→ GIVEN RECORDS

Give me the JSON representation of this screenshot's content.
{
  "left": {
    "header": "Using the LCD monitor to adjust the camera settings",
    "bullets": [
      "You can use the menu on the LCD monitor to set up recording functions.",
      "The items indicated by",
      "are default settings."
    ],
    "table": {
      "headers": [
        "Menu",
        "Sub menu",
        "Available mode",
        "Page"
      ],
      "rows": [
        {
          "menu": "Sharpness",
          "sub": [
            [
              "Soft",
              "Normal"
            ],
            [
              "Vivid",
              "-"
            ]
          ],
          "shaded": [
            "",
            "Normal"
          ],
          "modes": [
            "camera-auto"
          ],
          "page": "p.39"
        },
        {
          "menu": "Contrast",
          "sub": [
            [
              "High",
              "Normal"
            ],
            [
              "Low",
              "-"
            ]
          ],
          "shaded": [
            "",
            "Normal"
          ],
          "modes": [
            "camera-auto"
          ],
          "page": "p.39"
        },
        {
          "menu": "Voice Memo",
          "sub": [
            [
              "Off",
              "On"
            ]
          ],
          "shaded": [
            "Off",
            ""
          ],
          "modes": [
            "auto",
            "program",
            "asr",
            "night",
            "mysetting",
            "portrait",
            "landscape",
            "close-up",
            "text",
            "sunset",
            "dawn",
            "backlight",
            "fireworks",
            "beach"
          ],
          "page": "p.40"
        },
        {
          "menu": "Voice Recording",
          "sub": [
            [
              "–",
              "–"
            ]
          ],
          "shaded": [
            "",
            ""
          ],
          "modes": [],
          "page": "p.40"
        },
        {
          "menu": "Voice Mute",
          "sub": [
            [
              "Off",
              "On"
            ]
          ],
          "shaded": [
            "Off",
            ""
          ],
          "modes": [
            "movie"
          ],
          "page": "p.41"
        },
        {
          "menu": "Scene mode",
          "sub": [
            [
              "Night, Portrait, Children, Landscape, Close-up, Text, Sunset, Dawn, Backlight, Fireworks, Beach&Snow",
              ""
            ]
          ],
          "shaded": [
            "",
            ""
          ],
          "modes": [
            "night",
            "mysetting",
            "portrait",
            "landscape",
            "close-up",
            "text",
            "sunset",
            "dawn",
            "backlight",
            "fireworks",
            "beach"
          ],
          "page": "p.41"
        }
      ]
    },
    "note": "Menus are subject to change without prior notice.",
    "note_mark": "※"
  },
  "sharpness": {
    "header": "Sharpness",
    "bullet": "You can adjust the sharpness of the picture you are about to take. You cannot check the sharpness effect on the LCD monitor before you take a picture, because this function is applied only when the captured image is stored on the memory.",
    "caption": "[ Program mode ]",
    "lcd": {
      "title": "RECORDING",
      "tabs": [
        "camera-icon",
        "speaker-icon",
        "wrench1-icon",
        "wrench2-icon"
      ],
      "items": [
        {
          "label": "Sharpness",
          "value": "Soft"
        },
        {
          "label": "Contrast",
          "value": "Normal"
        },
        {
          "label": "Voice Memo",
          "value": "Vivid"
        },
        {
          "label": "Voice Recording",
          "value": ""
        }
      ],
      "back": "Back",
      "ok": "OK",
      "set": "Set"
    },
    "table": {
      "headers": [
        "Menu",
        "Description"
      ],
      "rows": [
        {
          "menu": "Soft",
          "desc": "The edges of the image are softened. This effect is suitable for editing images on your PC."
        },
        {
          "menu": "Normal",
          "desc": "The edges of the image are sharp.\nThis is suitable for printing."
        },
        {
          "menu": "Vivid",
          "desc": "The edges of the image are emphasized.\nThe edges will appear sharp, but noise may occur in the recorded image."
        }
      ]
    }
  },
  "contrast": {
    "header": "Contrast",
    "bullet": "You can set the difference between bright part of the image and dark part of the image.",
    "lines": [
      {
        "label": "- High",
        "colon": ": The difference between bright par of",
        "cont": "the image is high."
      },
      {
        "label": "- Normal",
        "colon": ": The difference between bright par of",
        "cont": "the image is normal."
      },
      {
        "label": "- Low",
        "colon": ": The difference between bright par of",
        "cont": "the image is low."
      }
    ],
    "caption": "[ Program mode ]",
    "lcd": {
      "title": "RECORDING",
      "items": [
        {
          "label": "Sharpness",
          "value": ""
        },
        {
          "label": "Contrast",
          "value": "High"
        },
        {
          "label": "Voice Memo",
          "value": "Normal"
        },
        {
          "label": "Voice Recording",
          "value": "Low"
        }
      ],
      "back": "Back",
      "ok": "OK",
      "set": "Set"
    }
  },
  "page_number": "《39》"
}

→ REQUIRED TASK
Using the exact wording, write out all of the records.

→ SOLUTION TO THE EXERCISE
Give me the JSON representation of this screenshot's content.
{
  "left": {
    "header": "Using the LCD monitor to adjust the camera settings",
    "bullets": [
      "You can use the menu on the LCD monitor to set up recording functions.",
      "The items indicated by",
      "are default settings."
    ],
    "table": {
      "headers": [
        "Menu",
        "Sub menu",
        "Available mode",
        "Page"
      ],
      "rows": [
        {
          "menu": "Sharpness",
          "sub": [
            [
              "Soft",
              "Normal"
            ],
            [
              "Vivid",
              "-"
            ]
          ],
          "shaded": [
            "",
            "Normal"
          ],
          "modes": [
            "camera-auto"
          ],
          "page": "p.39"
        },
        {
          "menu": "Contrast",
          "sub": [
            [
              "High",
              "Normal"
            ],
            [
              "Low",
              "-"
            ]
          ],
          "shaded": [
            "",
            "Normal"
          ],
          "modes": [
            "camera-auto"
          ],
          "page": "p.39"
        },
        {
          "menu": "Voice Memo",
          "sub": [
            [
              "Off",
              "On"
            ]
          ],
          "shaded": [
            "Off",
            ""
          ],
          "modes": [
            "auto",
            "program",
            "asr",
            "night",
            "mysetting",
            "portrait",
            "landscape",
            "close-up",
            "text",
            "sunset",
            "dawn",
            "backlight",
            "fireworks",
            "beach"
          ],
          "page": "p.40"
        },
        {
          "menu": "Voice Recording",
          "sub": [
            [
              "–",
              "–"
            ]
          ],
          "shaded": [
            "",
            ""
          ],
          "modes": [],
          "page": "p.40"
        },
        {
          "menu": "Voice Mute",
          "sub": [
            [
              "Off",
              "On"
            ]
          ],
          "shaded": [
            "Off",
            ""
          ],
          "modes": [
            "movie"
          ],
          "page": "p.41"
        },
        {
          "menu": "Scene mode",
          "sub": [
            [
              "Night, Portrait, Children, Landscape, Close-up, Text, Sunset, Dawn, Backlight, Fireworks, Beach&Snow",
              ""
            ]
          ],
          "shaded": [
            "",
            ""
          ],
          "modes": [
            "night",
            "mysetting",
            "portrait",
            "landscape",
            "close-up",
            "text",
            "sunset",
            "dawn",
            "backlight",
            "fireworks",
            "beach"
          ],
          "page": "p.41"
        }
      ]
    },
    "note": "Menus are subject to change without prior notice.",
    "note_mark": "※"
  },
  "sharpness": {
    "header": "Sharpness",
    "bullet": "You can adjust the sharpness of the picture you are about to take. You cannot check the sharpness effect on the LCD monitor before you take a picture, because this function is applied only when the captured image is stored on the memory.",
    "caption": "[ Program mode ]",
    "lcd": {
      "title": "RECORDING",
      "tabs": [
        "camera-icon",
        "speaker-icon",
        "wrench1-icon",
        "wrench2-icon"
      ],
      "items": [
        {
          "label": "Sharpness",
          "value": "Soft"
        },
        {
          "label": "Contrast",
          "value": "Normal"
        },
        {
          "label": "Voice Memo",
          "value": "Vivid"
        },
        {
          "label": "Voice Recording",
          "value": ""
        }
      ],
      "back": "Back",
      "ok": "OK",
      "set": "Set"
    },
    "table": {
      "headers": [
        "Menu",
        "Description"
      ],
      "rows": [
        {
          "menu": "Soft",
          "desc": "The edges of the image are softened. This effect is suitable for editing images on your PC."
        },
        {
          "menu": "Normal",
          "desc": "The edges of the image are sharp.\nThis is suitable for printing."
        },
        {
          "menu": "Vivid",
          "desc": "The edges of the image are emphasized.\nThe edges will appear sharp, but noise may occur in the recorded image."
        }
      ]
    }
  },
  "contrast": {
    "header": "Contrast",
    "bullet": "You can set the difference between bright part of the image and dark part of the image.",
    "lines": [
      {
        "label": "- High",
        "colon": ": The difference between bright par of",
        "cont": "the image is high."
      },
      {
        "label": "- Normal",
        "colon": ": The difference between bright par of",
        "cont": "the image is normal."
      },
      {
        "label": "- Low",
        "colon": ": The difference between bright par of",
        "cont": "the image is low."
      }
    ],
    "caption": "[ Program mode ]",
    "lcd": {
      "title": "RECORDING",
      "items": [
        {
          "label": "Sharpness",
          "value": ""
        },
        {
          "label": "Contrast",
          "value": "High"
        },
        {
          "label": "Voice Memo",
          "value": "Normal"
        },
        {
          "label": "Voice Recording",
          "value": "Low"
        }
      ],
      "back": "Back",
      "ok": "OK",
      "set": "Set"
    }
  },
  "page_number": "《39》"
}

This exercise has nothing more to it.